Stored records

——

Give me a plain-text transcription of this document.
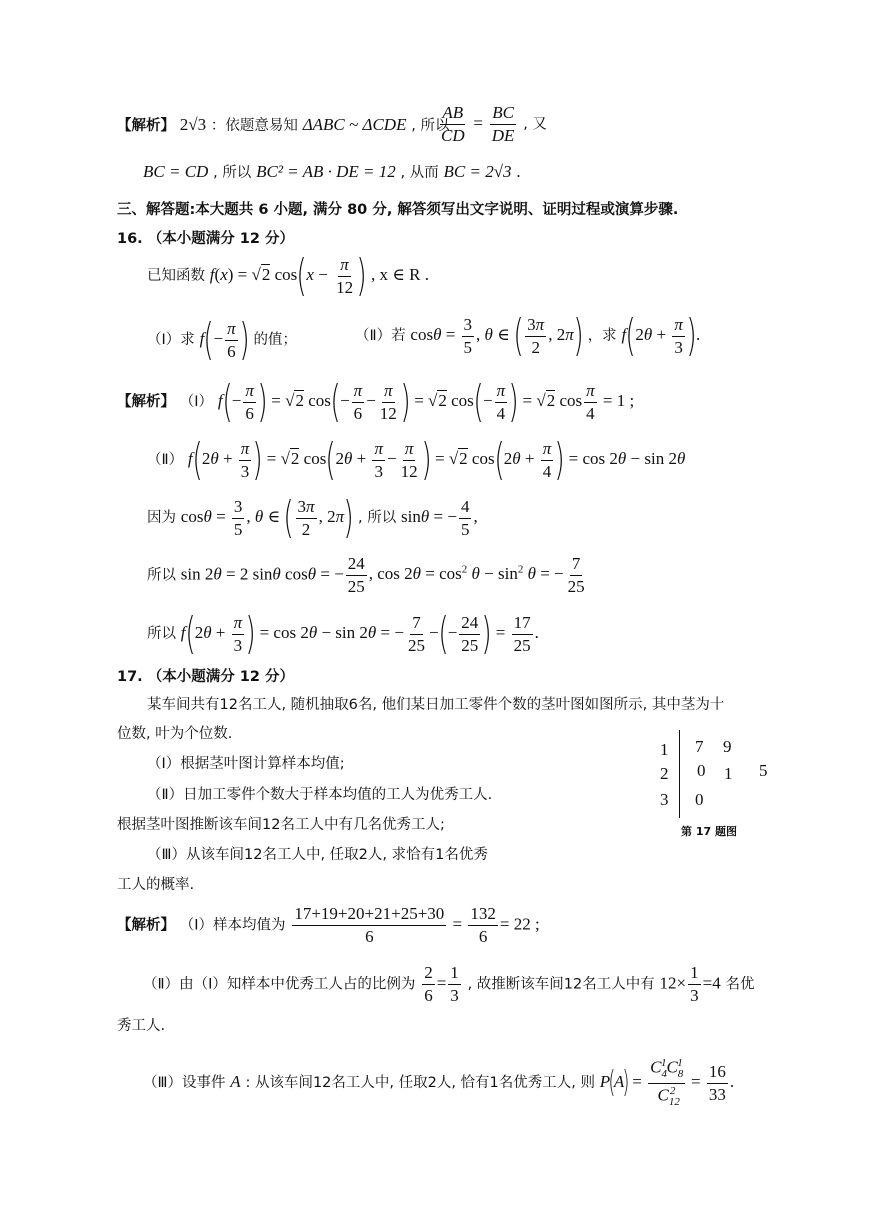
【解析】 2√3 ：依题意易知 ΔABC ~ ΔCDE , 所以
$\frac{AB}{CD} = \frac{BC}{DE}$ , 又
BC = CD , 所以 BC² = AB · DE = 12 , 从而 BC = 2√3 .
三、解答题:本大题共 6 小题, 满分 80 分, 解答须写出文字说明、证明过程或演算步骤.
16. （本小题满分 12 分）
已知函数 f(x) = √2 $\cos(x - \frac{\pi}{12}$ ) , x ∈ R .
（Ⅰ）求 $f(- \frac{\pi}{6}$ ) 的值；	（Ⅱ）若 $\cos\theta = \frac{3}{5}$ , θ ∈ ( $\frac{3\pi}{2}$ , 2π) ，求 $f(2\theta + \frac{\pi}{3}$ ).
【解析】 （Ⅰ） $f(- \frac{\pi}{6}$ ) = √2 $\cos(- \frac{\pi}{6} - \frac{\pi}{12}$ ) = √2 $\cos(- \frac{\pi}{4}$ ) = √2 $\cos \frac{\pi}{4} = 1$ ;
（Ⅱ） $f(2\theta + \frac{\pi}{3}$ ) = √2 $\cos(2\theta + \frac{\pi}{3} - \frac{\pi}{12}$ ) = √2 $\cos(2\theta + \frac{\pi}{4}$ ) = cos 2θ − sin 2θ
因为 $\cos\theta = \frac{3}{5}$ , θ ∈ ( $\frac{3\pi}{2}$ , 2π) , 所以 sinθ = − $\frac{4}{5}$ ,
所以 sin 2θ = 2 sinθ cosθ = − $\frac{24}{25}$ , $\cos 2\theta = \cos^2 \theta - \sin^2 \theta$ = − $\frac{7}{25}$
所以 $f(2\theta + \frac{\pi}{3}$ ) = cos 2θ − sin 2θ = − $\frac{7}{25}$ −(− $\frac{24}{25}$ ) = $\frac{17}{25}$ .
17. （本小题满分 12 分）
某车间共有12名工人, 随机抽取6名, 他们某日加工零件个数的茎叶图如图所示, 其中茎为十
位数, 叶为个位数.
（Ⅰ）根据茎叶图计算样本均值;
（Ⅱ）日加工零件个数大于样本均值的工人为优秀工人.
根据茎叶图推断该车间12名工人中有几名优秀工人;
（Ⅲ）从该车间12名工人中, 任取2人, 求恰有1名优秀
工人的概率.
1 7 9
2 0 1 5
3 0
第 17 题图
【解析】 （Ⅰ）样本均值为 $\frac{17+19+20+21+25+30}{6} = \frac{132}{6} = 22$ ;
（Ⅱ）由（Ⅰ）知样本中优秀工人占的比例为 $\frac{2}{6} = \frac{1}{3}$ , 故推断该车间12名工人中有 $12\times \frac{1}{3} =4$ 名优
秀工人.
（Ⅲ）设事件 A : 从该车间12名工人中, 任取2人, 恰有1名优秀工人, 则 $P(A) = \frac{C_4^1C_8^1}{C_{12}^2} = \frac{16}{33}$ .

——

Scan the material above for the word "frac". Copy each line where it occurs.

Written response:
$\frac{AB}{CD} = \frac{BC}{DE}$ , 又
已知函数 f(x) = √2 $\cos(x - \frac{\pi}{12}$ ) , x ∈ R .
（Ⅰ）求 $f(- \frac{\pi}{6}$ ) 的值；	（Ⅱ）若 $\cos\theta = \frac{3}{5}$ , θ ∈ ( $\frac{3\pi}{2}$ , 2π) ，求 $f(2\theta + \frac{\pi}{3}$ ).
【解析】 （Ⅰ） $f(- \frac{\pi}{6}$ ) = √2 $\cos(- \frac{\pi}{6} - \frac{\pi}{12}$ ) = √2 $\cos(- \frac{\pi}{4}$ ) = √2 $\cos \frac{\pi}{4} = 1$ ;
（Ⅱ） $f(2\theta + \frac{\pi}{3}$ ) = √2 $\cos(2\theta + \frac{\pi}{3} - \frac{\pi}{12}$ ) = √2 $\cos(2\theta + \frac{\pi}{4}$ ) = cos 2θ − sin 2θ
因为 $\cos\theta = \frac{3}{5}$ , θ ∈ ( $\frac{3\pi}{2}$ , 2π) , 所以 sinθ = − $\frac{4}{5}$ ,
所以 sin 2θ = 2 sinθ cosθ = − $\frac{24}{25}$ , $\cos 2\theta = \cos^2 \theta - \sin^2 \theta$ = − $\frac{7}{25}$
所以 $f(2\theta + \frac{\pi}{3}$ ) = cos 2θ − sin 2θ = − $\frac{7}{25}$ −(− $\frac{24}{25}$ ) = $\frac{17}{25}$ .
【解析】 （Ⅰ）样本均值为 $\frac{17+19+20+21+25+30}{6} = \frac{132}{6} = 22$ ;
（Ⅱ）由（Ⅰ）知样本中优秀工人占的比例为 $\frac{2}{6} = \frac{1}{3}$ , 故推断该车间12名工人中有 $12\times \frac{1}{3} =4$ 名优
（Ⅲ）设事件 A : 从该车间12名工人中, 任取2人, 恰有1名优秀工人, 则 $P(A) = \frac{C_4^1C_8^1}{C_{12}^2} = \frac{16}{33}$ .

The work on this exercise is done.